• **DIRECTIONS FOR THIS TASK**
Report how many lines of the data below contain "these". Give nothing besides the number.

• **DATA SHOWN**
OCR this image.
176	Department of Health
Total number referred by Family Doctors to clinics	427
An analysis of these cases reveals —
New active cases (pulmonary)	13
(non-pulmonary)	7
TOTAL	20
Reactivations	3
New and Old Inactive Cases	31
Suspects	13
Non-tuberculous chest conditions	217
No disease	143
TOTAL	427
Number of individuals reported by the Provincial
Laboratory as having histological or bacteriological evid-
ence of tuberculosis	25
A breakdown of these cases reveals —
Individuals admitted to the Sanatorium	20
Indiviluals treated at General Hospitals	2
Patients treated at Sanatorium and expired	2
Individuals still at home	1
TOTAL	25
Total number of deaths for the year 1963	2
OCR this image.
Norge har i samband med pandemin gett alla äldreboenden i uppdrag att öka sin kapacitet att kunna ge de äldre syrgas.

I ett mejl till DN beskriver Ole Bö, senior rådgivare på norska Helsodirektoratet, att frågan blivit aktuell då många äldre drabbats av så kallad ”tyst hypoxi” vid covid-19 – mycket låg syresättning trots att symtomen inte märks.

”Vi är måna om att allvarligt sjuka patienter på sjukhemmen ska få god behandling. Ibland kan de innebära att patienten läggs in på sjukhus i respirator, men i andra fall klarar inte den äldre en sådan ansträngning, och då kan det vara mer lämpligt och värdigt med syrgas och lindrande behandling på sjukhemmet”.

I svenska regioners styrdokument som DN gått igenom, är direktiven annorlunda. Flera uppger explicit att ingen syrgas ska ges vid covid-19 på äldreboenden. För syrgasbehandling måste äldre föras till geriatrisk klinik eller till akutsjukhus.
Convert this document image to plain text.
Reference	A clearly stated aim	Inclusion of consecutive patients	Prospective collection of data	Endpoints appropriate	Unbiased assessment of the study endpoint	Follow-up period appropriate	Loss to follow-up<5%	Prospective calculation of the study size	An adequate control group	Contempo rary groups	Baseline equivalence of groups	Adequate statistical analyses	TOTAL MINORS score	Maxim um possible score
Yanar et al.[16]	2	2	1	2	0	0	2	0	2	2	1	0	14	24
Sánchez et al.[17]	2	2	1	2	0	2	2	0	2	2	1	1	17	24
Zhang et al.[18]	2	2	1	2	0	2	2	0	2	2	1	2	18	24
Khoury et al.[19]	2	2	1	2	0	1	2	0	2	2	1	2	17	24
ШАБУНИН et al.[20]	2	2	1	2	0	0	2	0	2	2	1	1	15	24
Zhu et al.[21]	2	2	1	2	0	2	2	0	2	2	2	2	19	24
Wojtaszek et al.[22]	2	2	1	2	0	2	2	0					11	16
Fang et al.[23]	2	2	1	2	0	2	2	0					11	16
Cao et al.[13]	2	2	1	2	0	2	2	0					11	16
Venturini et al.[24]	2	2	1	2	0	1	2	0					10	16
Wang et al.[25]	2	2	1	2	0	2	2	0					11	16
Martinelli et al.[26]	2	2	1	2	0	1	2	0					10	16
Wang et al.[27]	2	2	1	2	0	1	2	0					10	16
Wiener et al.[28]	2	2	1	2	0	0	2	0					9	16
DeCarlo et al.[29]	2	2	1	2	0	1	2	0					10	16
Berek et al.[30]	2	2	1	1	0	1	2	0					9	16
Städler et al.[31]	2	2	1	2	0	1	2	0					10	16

• **TASK RESPONSE**
2